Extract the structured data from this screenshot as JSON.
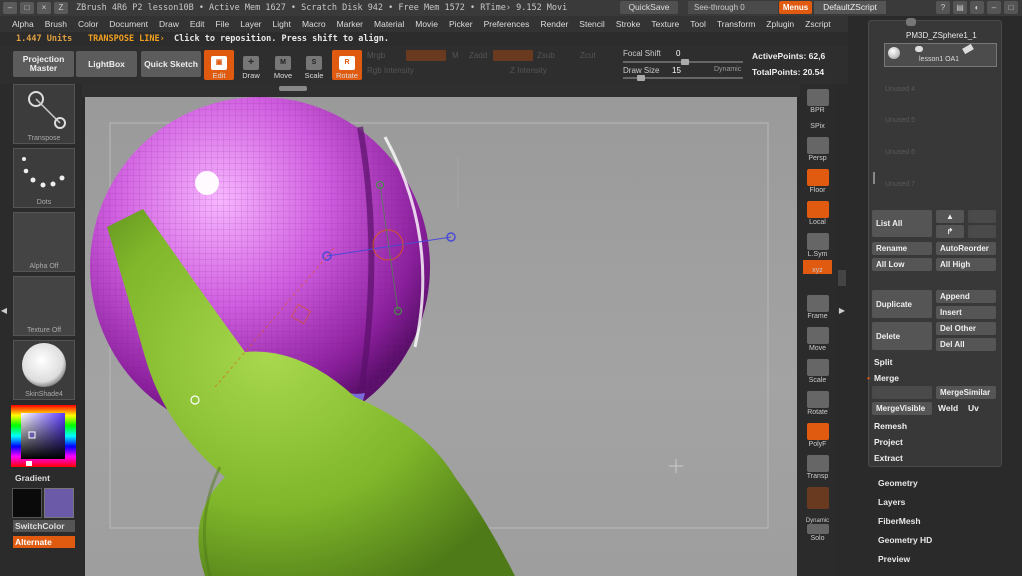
{
  "titlebar": {
    "title": "ZBrush 4R6 P2   lesson10B   • Active Mem 1627 • Scratch Disk 942 • Free Mem 1572 • RTime› 9.152 Movi",
    "quicksave": "QuickSave",
    "seethrough": "See-through  0",
    "menus": "Menus",
    "script": "DefaultZScript"
  },
  "menubar": [
    "Alpha",
    "Brush",
    "Color",
    "Document",
    "Draw",
    "Edit",
    "File",
    "Layer",
    "Light",
    "Macro",
    "Marker",
    "Material",
    "Movie",
    "Picker",
    "Preferences",
    "Render",
    "Stencil",
    "Stroke",
    "Texture",
    "Tool",
    "Transform",
    "Zplugin",
    "Zscript"
  ],
  "info": {
    "units": "1.447 Units",
    "mode": "TRANSPOSE LINE›",
    "hint": "Click to reposition. Press shift to align."
  },
  "shelf": {
    "projection_master": "Projection Master",
    "lightbox": "LightBox",
    "quick_sketch": "Quick Sketch",
    "tools": [
      {
        "label": "Edit",
        "icon": "edit-icon",
        "glyph": "▣",
        "active": true
      },
      {
        "label": "Draw",
        "icon": "draw-icon",
        "glyph": "✛",
        "active": false
      },
      {
        "label": "Move",
        "icon": "move-icon",
        "glyph": "M",
        "active": false
      },
      {
        "label": "Scale",
        "icon": "scale-icon",
        "glyph": "S",
        "active": false
      },
      {
        "label": "Rotate",
        "icon": "rotate-icon",
        "glyph": "R",
        "active": true
      }
    ],
    "mrgb": "Mrgb",
    "rgb": "Rgb",
    "m": "M",
    "zadd": "Zadd",
    "zsub": "Zsub",
    "zcut": "Zcut",
    "rgb_intensity": "Rgb Intensity",
    "z_intensity": "Z Intensity",
    "focal_shift_label": "Focal Shift",
    "focal_shift_value": "0",
    "draw_size_label": "Draw Size",
    "draw_size_value": "15",
    "dynamic": "Dynamic",
    "active_points": "ActivePoints: 62,6",
    "total_points": "TotalPoints: 20.54"
  },
  "leftpal": {
    "transpose": "Transpose",
    "dots": "Dots",
    "alpha_off": "Alpha Off",
    "texture_off": "Texture Off",
    "material": "SkinShade4",
    "gradient": "Gradient",
    "switchcolor": "SwitchColor",
    "alternate": "Alternate",
    "main_color": "#6a5aa8",
    "secondary_color": "#0a0a0a"
  },
  "rightshelf": [
    {
      "label": "BPR",
      "icon": "bpr-icon"
    },
    {
      "label": "SPix",
      "icon": "spix-icon"
    },
    {
      "label": "Persp",
      "icon": "persp-icon"
    },
    {
      "label": "Floor",
      "icon": "floor-icon"
    },
    {
      "label": "Local",
      "icon": "local-icon"
    },
    {
      "label": "L.Sym",
      "icon": "lsym-icon"
    },
    {
      "label": "xyz",
      "icon": "xyz-icon"
    },
    {
      "label": "Frame",
      "icon": "frame-icon"
    },
    {
      "label": "Move",
      "icon": "move-view-icon"
    },
    {
      "label": "Scale",
      "icon": "scale-view-icon"
    },
    {
      "label": "Rotate",
      "icon": "rotate-view-icon"
    },
    {
      "label": "PolyF",
      "icon": "polyf-icon"
    },
    {
      "label": "Transp",
      "icon": "transp-icon"
    },
    {
      "label": "Dynamic",
      "icon": "dynamic-icon"
    },
    {
      "label": "Solo",
      "icon": "solo-icon"
    }
  ],
  "subtool": {
    "name": "PM3D_ZSphere1_1",
    "item": "lesson1 OA1",
    "ghosts": [
      "Unused 4",
      "Unused 5",
      "Unused 6",
      "Unused 7"
    ],
    "list_all": "List All",
    "rename": "Rename",
    "autoreorder": "AutoReorder",
    "all_low": "All Low",
    "all_high": "All High",
    "duplicate": "Duplicate",
    "append": "Append",
    "insert": "Insert",
    "delete": "Delete",
    "del_other": "Del Other",
    "del_all": "Del All",
    "split": "Split",
    "merge": "Merge",
    "mergesimilar": "MergeSimilar",
    "mergevisible": "MergeVisible",
    "weld": "Weld",
    "uv": "Uv",
    "remesh": "Remesh",
    "project": "Project",
    "extract": "Extract"
  },
  "sections": [
    "Geometry",
    "Layers",
    "FiberMesh",
    "Geometry HD",
    "Preview"
  ]
}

**What you need to do:** Identify every line where the string "Extract" appears.

**Output of the task:**
Extract the structured data from this screenshot as JSON.
    "extract": "Extract"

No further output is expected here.